## Given instruction
Report the number of lines that include "title", with no additional text.

## Provided information
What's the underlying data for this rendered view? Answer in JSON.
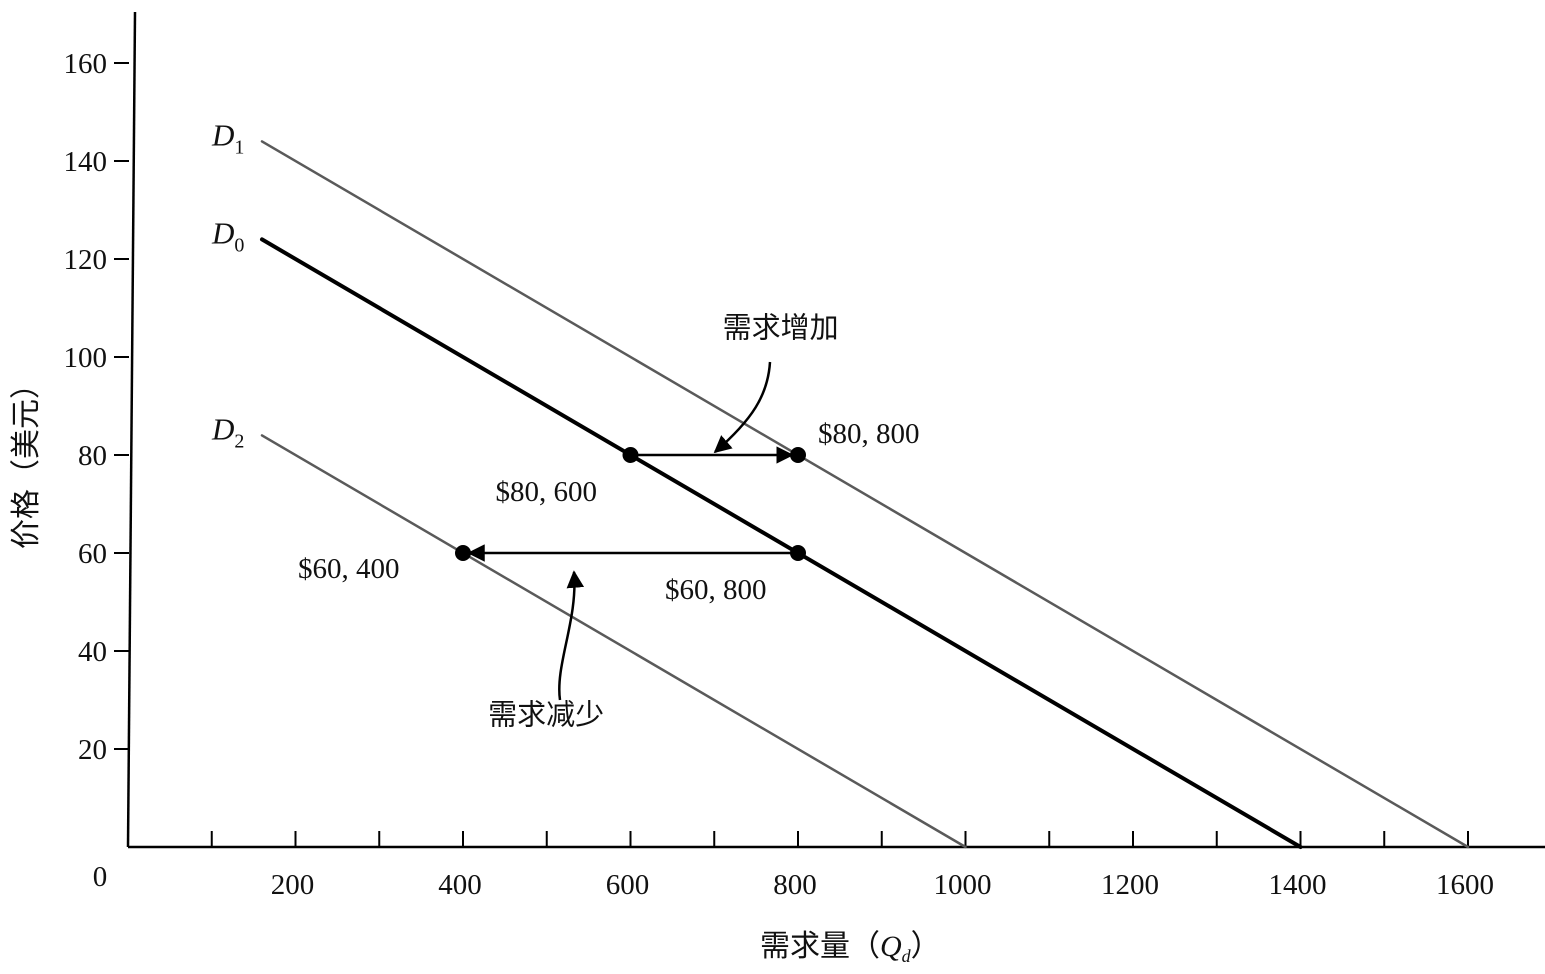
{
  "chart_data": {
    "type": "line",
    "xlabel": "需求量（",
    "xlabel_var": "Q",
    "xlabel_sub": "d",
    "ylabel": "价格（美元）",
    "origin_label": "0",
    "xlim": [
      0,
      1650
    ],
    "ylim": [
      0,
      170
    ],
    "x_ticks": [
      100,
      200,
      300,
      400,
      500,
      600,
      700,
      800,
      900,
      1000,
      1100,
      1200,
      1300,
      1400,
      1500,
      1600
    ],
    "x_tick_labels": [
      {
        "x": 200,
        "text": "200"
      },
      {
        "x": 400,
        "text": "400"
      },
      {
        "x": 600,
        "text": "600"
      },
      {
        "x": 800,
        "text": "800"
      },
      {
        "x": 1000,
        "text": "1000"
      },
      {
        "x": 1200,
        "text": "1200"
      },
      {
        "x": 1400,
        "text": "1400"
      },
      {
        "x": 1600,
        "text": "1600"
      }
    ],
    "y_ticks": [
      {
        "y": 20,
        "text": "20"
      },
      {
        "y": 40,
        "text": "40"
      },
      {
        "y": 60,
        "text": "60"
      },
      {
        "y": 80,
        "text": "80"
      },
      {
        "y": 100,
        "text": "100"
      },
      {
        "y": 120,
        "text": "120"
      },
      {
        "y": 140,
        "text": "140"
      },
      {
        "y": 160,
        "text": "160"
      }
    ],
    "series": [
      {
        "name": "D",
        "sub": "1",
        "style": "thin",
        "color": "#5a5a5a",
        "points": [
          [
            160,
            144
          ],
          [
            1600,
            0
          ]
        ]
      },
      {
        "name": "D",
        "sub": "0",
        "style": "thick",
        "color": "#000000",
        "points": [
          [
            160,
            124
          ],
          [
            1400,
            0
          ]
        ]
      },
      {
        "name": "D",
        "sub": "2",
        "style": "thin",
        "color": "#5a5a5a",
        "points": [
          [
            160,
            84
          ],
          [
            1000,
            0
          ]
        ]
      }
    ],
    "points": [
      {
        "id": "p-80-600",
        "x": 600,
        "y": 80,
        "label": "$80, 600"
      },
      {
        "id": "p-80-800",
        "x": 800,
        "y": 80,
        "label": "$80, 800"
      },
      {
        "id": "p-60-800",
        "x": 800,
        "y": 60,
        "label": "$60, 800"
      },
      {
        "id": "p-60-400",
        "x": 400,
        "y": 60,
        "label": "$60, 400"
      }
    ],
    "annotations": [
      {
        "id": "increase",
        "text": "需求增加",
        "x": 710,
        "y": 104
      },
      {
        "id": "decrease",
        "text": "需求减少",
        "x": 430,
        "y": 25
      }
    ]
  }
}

==

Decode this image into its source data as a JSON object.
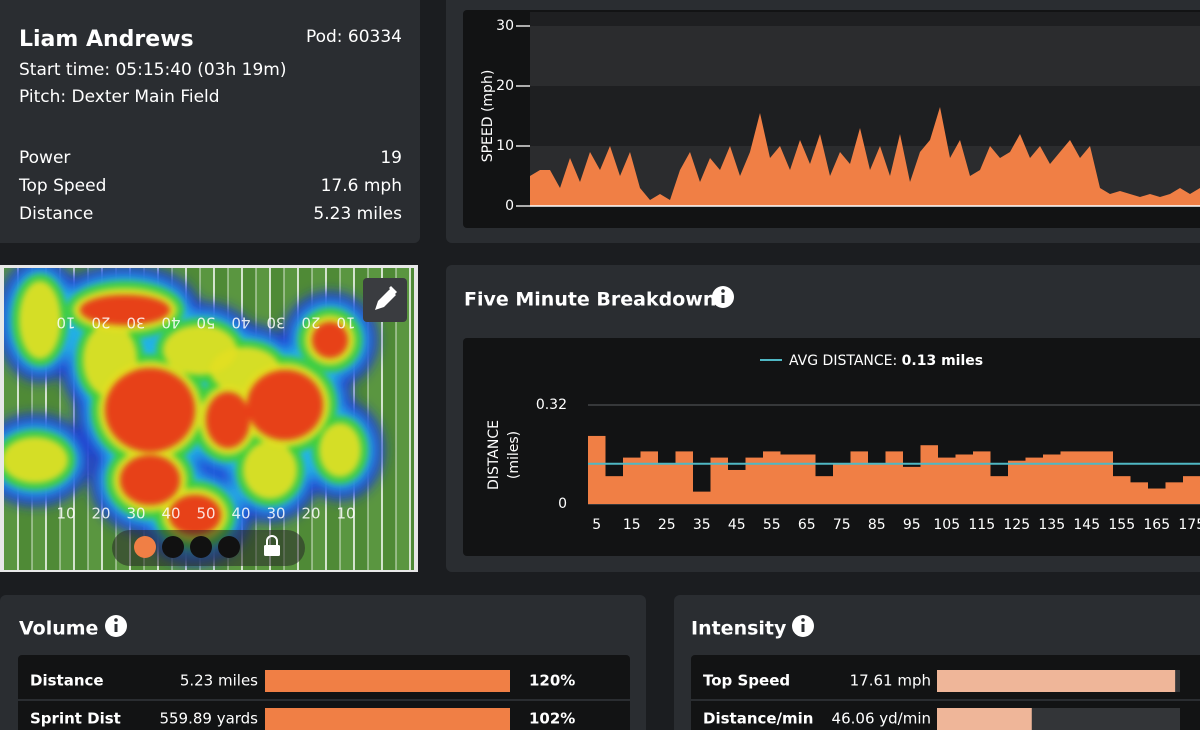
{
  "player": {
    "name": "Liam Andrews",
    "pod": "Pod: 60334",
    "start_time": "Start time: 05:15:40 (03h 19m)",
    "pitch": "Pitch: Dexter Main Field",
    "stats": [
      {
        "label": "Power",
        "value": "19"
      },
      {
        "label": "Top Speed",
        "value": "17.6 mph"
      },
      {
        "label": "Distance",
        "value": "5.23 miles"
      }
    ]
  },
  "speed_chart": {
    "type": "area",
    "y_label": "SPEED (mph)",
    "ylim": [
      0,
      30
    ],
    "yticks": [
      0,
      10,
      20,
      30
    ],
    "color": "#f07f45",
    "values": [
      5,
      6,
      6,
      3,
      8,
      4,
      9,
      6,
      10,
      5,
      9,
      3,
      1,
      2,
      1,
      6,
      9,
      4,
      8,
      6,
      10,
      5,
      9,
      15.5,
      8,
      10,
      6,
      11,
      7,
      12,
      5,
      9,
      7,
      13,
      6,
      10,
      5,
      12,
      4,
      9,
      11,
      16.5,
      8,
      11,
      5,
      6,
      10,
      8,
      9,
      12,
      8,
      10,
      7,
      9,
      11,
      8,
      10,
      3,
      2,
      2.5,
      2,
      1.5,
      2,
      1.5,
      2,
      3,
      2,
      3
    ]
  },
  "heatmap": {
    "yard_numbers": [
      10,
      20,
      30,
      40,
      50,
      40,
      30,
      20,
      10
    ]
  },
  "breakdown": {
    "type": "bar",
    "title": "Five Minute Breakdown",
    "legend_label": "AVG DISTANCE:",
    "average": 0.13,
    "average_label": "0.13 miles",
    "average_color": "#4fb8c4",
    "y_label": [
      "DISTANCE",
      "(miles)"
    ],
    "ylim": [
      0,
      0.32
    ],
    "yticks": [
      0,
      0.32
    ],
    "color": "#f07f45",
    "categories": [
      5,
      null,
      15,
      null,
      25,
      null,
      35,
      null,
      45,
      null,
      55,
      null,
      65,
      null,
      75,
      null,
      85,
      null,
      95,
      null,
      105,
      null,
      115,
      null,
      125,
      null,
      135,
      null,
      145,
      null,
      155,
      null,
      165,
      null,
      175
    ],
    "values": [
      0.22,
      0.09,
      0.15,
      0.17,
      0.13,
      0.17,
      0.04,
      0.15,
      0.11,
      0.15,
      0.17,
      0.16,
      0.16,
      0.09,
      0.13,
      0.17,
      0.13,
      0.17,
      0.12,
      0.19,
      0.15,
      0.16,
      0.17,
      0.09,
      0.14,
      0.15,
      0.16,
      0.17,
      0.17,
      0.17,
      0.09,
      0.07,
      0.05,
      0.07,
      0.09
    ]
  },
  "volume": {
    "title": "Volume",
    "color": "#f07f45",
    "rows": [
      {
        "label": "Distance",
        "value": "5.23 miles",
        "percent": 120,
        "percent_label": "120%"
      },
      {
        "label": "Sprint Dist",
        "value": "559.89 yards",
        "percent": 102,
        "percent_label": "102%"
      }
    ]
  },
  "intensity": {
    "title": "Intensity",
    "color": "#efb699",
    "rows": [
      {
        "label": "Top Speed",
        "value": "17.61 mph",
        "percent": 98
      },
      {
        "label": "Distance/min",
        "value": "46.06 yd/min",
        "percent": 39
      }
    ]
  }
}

## Exercise result
3